▸ Data to use:
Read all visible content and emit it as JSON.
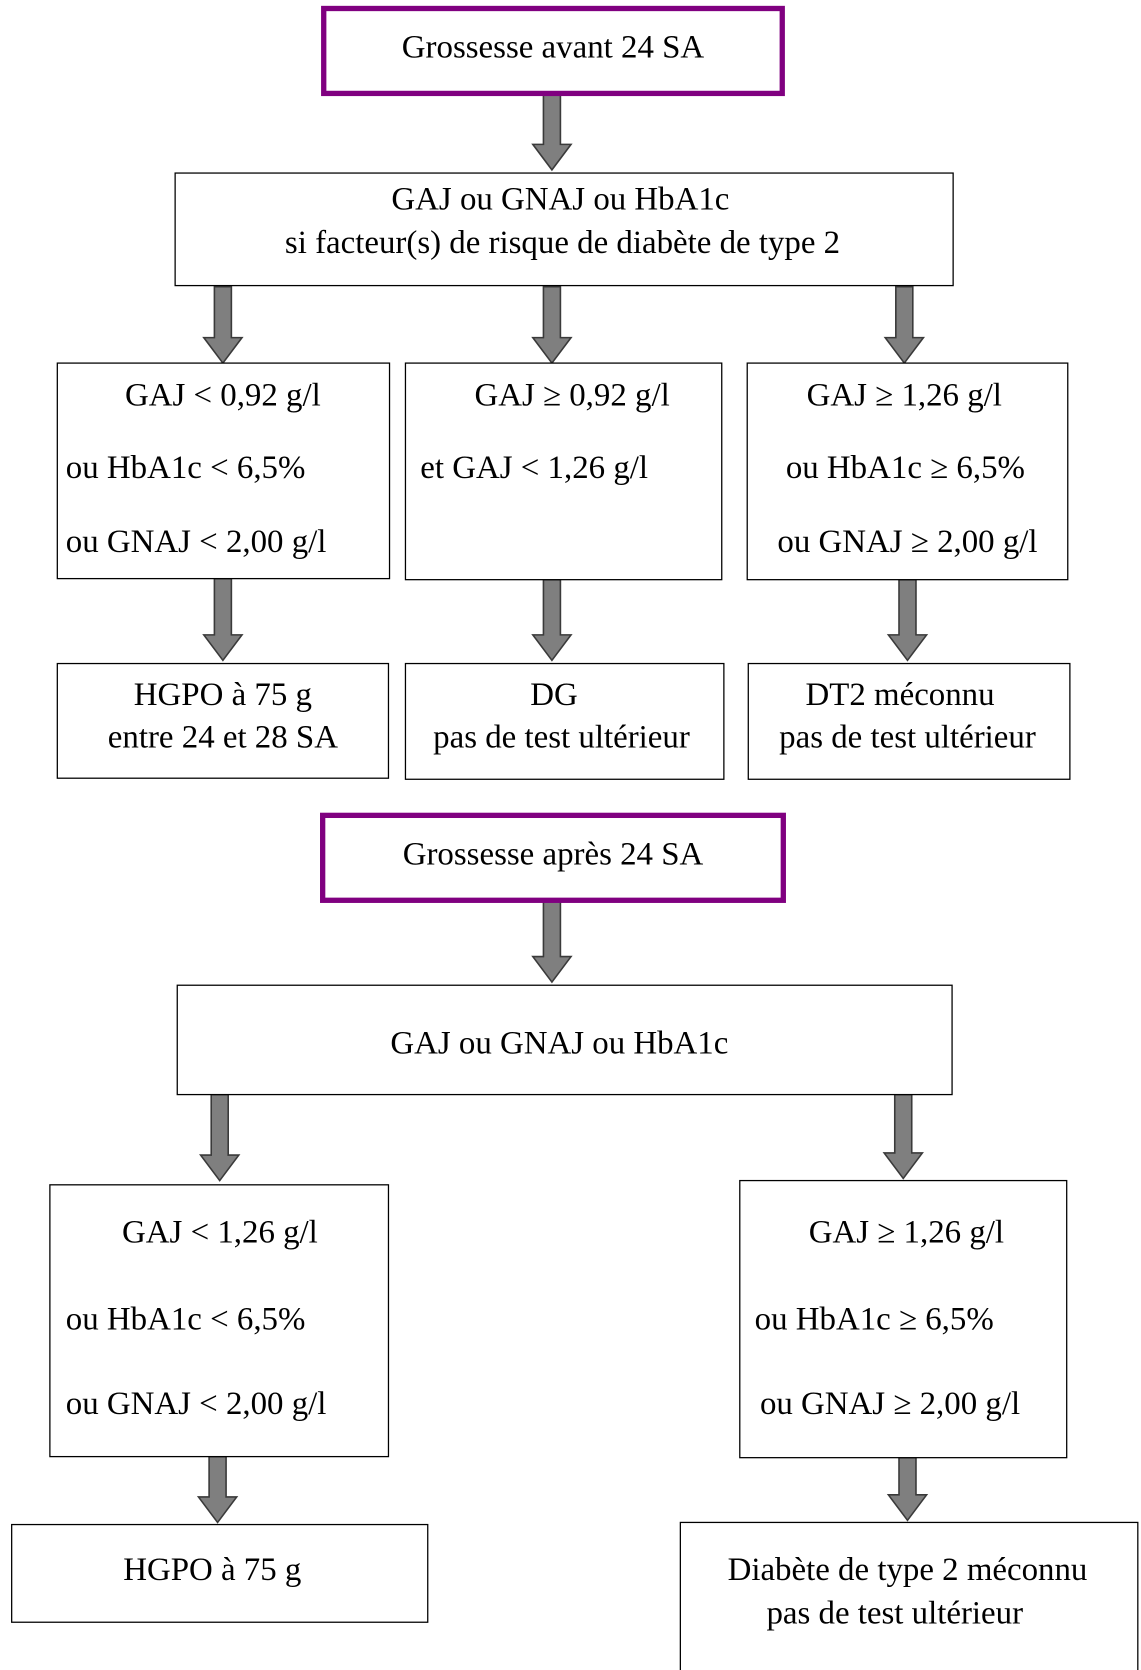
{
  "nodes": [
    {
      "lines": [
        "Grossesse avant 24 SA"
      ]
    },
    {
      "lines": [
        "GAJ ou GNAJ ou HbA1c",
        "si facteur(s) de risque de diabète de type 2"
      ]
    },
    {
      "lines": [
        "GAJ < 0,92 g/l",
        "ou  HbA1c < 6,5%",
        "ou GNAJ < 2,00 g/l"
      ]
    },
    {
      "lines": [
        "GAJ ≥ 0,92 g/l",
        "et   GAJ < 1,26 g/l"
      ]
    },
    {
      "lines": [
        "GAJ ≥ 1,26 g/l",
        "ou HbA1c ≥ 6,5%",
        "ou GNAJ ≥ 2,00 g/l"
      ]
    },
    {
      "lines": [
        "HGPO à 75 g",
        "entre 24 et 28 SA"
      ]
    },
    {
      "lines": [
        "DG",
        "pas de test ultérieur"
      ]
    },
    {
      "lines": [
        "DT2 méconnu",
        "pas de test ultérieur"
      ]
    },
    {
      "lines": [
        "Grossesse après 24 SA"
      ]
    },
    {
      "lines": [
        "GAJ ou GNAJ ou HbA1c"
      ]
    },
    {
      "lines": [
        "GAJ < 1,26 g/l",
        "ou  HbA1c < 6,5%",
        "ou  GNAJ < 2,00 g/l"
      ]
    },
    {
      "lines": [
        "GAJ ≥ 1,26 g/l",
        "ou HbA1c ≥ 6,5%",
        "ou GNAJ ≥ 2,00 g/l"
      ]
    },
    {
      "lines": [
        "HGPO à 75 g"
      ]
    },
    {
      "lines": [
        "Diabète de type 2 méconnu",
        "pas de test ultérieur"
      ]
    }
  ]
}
---
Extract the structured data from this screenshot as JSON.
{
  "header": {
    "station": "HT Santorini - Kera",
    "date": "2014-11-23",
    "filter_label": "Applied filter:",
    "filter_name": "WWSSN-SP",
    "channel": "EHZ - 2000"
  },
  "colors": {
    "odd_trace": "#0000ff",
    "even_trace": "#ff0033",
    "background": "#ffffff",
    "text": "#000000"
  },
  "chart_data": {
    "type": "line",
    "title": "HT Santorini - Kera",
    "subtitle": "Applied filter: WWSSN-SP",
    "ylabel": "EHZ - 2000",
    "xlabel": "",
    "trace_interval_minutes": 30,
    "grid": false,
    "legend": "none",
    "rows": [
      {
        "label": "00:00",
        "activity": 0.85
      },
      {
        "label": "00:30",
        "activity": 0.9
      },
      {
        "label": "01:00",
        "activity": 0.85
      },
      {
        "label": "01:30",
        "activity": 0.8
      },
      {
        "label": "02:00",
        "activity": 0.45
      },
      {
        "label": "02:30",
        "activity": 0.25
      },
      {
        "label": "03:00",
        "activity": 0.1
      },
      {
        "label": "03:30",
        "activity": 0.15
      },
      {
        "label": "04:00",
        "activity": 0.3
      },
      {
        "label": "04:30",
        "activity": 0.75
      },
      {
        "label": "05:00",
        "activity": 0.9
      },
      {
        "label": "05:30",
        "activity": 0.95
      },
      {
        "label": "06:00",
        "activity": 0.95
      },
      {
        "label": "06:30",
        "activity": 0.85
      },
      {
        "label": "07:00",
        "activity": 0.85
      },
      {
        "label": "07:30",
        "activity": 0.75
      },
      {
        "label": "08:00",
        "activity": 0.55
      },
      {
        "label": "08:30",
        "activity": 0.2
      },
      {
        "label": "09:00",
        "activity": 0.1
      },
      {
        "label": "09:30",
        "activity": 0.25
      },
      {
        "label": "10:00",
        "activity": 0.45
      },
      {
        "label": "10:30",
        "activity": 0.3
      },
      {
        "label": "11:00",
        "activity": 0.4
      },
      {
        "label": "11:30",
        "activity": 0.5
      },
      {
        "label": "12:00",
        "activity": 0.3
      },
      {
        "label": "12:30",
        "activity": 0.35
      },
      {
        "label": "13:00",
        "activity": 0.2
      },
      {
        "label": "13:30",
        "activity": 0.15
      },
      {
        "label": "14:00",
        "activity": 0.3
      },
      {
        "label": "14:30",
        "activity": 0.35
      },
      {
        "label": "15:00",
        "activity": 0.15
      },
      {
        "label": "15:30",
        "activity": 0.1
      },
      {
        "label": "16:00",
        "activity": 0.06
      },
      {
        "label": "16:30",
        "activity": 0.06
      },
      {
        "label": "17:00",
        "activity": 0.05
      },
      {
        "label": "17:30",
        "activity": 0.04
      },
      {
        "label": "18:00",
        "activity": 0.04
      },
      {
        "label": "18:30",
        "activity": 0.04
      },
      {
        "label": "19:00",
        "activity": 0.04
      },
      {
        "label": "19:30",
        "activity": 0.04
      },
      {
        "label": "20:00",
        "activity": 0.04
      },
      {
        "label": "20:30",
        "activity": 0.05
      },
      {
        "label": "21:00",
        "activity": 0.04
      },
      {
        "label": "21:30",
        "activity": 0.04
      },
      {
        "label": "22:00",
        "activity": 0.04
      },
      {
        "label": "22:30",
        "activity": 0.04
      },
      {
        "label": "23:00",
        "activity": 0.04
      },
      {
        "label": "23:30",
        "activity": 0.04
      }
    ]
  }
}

▸ Exercise requirements:
Give a single number: the count of lines above that include the word "Kera".

▸ Final answer:
2